* [Exercise brief]: State the number of lines that contain "axis", with no other text.

* [Records for this task]:
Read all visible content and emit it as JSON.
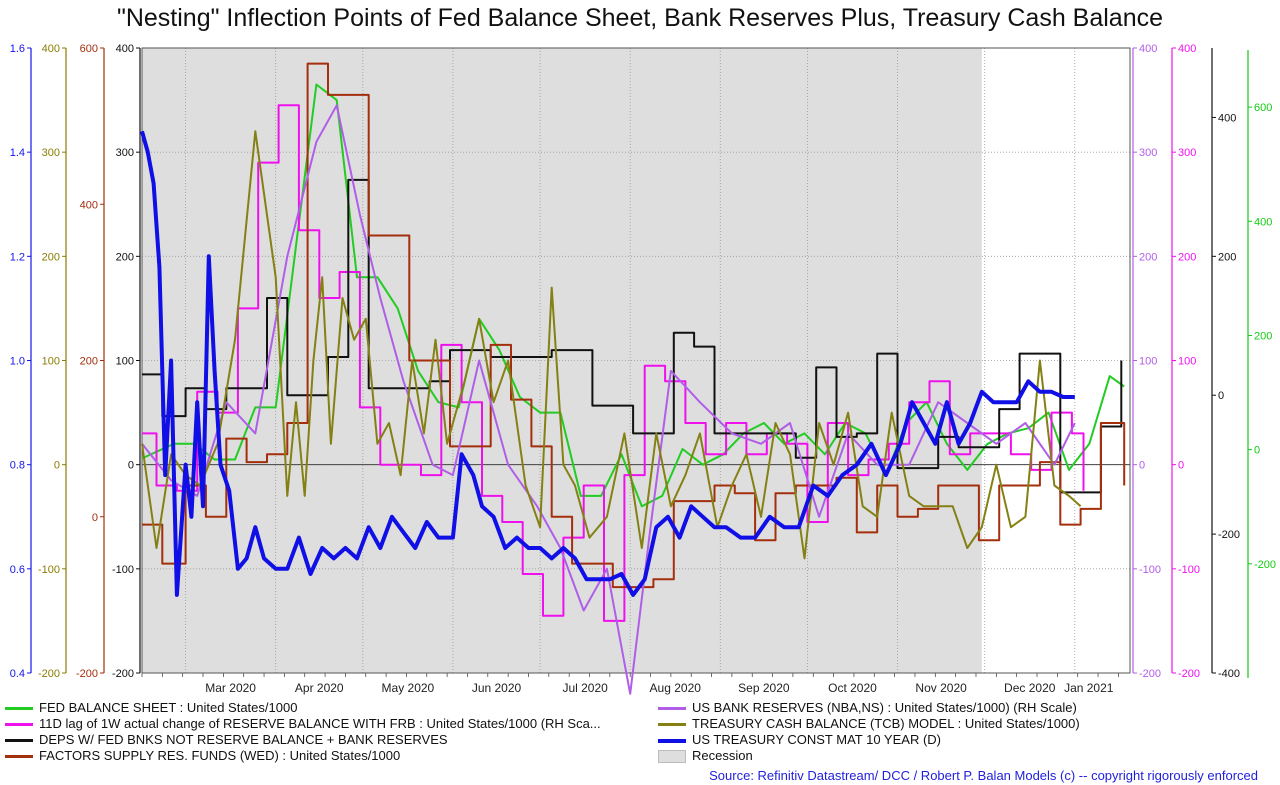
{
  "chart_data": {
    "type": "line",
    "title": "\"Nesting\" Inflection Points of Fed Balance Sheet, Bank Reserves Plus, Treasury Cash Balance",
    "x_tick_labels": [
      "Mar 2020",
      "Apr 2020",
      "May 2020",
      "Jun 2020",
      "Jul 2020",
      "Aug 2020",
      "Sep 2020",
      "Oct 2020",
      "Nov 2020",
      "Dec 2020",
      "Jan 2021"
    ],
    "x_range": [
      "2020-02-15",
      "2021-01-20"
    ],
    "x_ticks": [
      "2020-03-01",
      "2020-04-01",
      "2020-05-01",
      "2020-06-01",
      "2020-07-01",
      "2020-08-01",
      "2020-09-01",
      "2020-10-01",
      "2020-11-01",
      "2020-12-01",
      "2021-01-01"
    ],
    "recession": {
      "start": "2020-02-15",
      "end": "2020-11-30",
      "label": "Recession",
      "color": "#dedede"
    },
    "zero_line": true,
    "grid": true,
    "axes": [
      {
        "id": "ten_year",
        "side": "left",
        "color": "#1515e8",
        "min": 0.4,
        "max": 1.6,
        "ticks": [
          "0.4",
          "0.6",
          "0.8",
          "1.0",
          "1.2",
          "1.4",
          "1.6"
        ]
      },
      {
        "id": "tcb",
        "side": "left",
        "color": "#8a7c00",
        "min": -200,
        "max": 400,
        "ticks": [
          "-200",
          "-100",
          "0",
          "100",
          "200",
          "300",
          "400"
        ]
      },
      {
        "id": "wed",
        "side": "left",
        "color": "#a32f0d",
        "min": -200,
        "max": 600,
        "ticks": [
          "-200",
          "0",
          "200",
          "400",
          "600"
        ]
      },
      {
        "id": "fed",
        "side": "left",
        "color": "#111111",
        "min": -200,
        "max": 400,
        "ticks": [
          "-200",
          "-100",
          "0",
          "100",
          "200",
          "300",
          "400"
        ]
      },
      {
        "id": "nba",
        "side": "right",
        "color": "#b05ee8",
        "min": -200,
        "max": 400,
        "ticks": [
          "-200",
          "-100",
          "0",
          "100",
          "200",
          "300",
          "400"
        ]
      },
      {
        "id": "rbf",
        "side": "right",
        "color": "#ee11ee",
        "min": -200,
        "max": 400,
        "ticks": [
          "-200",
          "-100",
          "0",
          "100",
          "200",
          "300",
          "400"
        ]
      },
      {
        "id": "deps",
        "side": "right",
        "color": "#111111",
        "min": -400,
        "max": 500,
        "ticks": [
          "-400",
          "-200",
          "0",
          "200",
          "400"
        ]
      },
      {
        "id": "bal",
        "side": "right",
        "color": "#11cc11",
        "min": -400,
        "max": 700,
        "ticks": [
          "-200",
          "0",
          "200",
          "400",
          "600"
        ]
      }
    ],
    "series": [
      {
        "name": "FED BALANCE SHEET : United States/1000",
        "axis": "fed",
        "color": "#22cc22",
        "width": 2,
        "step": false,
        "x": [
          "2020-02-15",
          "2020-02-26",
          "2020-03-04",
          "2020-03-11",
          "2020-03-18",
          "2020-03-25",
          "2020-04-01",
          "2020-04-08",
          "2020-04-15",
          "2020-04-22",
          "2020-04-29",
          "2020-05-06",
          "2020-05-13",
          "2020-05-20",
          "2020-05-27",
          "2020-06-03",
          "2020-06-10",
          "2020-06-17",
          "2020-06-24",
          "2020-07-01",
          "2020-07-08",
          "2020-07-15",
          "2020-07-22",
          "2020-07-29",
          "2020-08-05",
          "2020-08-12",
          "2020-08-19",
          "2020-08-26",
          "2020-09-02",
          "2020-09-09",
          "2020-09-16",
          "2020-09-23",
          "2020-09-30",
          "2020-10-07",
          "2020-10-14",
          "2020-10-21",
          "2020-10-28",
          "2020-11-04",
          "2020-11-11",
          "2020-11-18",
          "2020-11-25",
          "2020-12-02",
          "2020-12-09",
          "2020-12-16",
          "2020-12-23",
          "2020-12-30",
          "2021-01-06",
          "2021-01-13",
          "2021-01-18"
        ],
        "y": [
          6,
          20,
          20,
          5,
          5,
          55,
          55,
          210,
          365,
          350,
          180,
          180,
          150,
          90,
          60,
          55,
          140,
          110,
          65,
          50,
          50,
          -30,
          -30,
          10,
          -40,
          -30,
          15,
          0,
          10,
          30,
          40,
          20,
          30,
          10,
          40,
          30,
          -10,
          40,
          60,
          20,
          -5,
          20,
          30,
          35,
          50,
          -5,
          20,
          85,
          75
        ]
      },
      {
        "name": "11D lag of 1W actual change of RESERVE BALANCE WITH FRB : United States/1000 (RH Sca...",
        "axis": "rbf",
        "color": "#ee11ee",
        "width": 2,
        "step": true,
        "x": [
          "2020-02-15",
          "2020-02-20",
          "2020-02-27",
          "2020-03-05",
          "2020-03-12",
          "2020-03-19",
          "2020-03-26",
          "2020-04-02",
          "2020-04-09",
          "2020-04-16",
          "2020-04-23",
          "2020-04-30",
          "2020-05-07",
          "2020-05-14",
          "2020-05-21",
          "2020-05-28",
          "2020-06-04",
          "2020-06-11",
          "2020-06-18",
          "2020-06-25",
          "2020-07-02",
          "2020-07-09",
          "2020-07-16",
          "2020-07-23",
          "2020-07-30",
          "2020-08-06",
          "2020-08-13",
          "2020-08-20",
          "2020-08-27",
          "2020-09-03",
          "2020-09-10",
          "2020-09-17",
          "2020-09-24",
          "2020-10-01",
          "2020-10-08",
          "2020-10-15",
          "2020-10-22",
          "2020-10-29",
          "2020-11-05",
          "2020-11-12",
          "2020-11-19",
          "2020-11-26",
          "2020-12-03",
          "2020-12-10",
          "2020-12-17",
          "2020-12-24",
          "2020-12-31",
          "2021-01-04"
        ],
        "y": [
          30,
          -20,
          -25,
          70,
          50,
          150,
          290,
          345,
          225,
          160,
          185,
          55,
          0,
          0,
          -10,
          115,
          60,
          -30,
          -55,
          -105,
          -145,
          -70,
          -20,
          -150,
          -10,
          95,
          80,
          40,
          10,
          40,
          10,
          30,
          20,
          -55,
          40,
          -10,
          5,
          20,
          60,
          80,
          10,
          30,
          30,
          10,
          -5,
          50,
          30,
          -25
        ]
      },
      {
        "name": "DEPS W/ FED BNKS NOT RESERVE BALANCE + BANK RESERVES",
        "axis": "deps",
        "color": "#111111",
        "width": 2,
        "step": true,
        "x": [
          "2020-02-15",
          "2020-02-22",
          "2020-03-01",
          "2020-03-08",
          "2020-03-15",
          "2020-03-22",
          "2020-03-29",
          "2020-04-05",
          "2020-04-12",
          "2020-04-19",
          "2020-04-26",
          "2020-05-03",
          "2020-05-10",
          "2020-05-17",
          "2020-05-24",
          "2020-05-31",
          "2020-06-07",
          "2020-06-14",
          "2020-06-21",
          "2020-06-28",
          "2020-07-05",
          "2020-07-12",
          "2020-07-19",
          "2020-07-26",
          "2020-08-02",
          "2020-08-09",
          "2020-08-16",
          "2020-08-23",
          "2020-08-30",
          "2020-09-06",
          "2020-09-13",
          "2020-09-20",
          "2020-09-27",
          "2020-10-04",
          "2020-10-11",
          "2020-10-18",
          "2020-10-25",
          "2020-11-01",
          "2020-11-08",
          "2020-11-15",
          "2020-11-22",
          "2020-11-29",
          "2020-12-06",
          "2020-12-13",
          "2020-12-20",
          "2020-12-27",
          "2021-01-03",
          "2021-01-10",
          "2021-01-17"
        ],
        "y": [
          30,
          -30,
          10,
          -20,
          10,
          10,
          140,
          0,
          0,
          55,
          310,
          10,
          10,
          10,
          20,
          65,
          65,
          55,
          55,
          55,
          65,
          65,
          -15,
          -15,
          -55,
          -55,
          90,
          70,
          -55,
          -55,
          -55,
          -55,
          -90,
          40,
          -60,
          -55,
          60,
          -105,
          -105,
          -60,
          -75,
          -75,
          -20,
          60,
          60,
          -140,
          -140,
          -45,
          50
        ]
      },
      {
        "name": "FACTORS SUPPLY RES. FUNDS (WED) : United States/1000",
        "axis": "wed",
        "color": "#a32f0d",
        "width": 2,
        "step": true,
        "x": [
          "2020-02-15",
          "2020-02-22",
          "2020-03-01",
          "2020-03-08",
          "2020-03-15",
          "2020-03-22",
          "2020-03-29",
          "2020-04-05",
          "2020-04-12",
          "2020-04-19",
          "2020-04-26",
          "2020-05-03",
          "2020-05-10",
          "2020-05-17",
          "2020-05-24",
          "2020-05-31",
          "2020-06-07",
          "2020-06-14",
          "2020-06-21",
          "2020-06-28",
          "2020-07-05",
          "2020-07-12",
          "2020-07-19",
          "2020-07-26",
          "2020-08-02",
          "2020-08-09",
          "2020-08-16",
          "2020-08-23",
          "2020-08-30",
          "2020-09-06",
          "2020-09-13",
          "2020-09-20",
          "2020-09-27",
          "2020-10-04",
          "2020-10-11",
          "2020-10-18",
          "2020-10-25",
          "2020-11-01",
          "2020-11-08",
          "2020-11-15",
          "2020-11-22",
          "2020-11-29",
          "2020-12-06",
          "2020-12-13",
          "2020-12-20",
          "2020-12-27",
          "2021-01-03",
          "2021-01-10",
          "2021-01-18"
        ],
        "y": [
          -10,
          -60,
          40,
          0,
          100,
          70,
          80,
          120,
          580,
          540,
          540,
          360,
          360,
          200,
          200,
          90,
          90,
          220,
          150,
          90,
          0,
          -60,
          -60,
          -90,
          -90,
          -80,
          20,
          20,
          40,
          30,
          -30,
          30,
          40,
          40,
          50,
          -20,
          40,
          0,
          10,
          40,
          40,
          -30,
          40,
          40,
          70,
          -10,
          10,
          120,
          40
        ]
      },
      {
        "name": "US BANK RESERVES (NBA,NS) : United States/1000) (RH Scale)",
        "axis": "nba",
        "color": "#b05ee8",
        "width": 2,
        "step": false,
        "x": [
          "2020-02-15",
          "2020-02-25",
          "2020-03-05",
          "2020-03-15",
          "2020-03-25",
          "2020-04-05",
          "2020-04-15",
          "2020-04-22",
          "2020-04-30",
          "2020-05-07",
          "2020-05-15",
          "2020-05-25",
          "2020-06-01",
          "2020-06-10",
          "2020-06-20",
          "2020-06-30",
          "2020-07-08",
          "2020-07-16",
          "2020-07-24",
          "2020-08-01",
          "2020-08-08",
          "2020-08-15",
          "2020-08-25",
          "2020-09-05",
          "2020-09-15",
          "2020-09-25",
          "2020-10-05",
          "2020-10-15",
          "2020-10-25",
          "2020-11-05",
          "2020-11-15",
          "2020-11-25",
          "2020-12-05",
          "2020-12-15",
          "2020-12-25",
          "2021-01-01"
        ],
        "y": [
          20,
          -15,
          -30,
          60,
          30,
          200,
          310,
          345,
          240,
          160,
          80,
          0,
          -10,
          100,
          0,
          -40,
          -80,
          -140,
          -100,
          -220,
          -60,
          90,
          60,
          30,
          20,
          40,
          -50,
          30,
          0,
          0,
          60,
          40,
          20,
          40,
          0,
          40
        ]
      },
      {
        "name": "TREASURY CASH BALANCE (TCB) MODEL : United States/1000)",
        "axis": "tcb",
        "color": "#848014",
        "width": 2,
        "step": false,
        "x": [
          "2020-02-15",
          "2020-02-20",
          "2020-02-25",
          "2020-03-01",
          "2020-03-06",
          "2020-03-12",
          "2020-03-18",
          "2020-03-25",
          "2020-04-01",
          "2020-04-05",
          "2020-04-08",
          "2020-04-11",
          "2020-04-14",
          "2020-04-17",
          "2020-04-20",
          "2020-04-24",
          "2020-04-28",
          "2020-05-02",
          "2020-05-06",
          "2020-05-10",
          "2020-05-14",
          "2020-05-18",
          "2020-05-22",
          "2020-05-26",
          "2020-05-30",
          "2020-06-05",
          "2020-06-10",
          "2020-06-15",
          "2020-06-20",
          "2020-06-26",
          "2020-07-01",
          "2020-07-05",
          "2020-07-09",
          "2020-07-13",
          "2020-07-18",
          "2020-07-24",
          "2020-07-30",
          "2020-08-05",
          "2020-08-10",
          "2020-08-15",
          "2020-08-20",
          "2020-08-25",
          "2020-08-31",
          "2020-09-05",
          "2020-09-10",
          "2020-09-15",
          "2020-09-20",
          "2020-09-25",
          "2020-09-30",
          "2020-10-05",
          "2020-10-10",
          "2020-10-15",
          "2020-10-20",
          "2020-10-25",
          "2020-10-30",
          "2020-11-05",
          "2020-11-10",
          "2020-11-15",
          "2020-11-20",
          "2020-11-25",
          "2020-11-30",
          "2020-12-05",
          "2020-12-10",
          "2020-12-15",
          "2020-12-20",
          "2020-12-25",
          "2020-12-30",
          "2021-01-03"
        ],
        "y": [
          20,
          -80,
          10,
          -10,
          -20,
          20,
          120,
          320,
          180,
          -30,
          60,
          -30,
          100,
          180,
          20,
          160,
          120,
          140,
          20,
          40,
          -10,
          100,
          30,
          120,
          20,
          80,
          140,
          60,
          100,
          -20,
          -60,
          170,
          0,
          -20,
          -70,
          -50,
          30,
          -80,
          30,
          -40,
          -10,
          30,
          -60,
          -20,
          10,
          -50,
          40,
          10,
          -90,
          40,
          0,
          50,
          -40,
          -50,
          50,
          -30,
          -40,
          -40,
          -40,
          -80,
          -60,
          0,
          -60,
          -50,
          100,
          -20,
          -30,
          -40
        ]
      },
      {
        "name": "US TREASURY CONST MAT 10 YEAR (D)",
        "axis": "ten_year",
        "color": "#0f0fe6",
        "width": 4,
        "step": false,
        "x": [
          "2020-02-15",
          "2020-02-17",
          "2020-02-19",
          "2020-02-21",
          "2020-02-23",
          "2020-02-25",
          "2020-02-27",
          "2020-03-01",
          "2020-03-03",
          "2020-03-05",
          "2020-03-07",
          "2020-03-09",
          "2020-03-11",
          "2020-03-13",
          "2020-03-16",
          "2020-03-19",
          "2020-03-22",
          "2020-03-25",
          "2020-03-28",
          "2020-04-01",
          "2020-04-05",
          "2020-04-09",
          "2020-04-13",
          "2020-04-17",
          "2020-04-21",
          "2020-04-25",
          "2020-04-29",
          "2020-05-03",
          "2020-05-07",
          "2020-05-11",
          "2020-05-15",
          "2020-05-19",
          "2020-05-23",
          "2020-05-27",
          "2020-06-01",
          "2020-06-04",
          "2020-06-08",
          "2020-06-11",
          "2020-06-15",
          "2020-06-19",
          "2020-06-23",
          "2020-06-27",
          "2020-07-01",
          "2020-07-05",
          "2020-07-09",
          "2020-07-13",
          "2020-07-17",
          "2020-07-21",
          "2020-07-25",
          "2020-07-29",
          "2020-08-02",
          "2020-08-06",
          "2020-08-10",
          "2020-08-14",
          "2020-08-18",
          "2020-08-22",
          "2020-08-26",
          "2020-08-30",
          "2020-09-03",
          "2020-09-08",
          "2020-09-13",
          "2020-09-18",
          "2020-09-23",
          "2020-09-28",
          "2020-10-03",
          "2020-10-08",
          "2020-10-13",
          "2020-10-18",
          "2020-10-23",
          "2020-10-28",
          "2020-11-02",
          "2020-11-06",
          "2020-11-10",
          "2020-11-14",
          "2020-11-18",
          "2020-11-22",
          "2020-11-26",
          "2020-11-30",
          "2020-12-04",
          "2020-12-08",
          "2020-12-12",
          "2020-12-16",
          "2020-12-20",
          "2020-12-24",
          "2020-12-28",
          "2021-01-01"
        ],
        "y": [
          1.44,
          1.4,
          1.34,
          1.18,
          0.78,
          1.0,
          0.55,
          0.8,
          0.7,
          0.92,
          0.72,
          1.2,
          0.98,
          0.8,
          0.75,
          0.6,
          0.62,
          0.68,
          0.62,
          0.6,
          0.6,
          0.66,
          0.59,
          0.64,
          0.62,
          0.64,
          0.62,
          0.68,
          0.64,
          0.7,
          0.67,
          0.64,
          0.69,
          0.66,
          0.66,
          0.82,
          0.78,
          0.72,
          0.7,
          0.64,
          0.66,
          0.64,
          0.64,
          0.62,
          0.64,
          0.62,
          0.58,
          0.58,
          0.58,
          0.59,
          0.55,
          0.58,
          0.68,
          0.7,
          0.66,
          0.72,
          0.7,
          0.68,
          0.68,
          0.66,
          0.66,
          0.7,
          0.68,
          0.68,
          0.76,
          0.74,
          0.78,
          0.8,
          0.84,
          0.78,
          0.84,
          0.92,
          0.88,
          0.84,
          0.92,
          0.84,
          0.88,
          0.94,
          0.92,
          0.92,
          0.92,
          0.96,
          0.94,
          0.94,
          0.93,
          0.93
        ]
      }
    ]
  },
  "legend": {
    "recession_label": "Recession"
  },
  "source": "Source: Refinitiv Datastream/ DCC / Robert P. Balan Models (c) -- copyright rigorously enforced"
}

* [Exercise response]: 7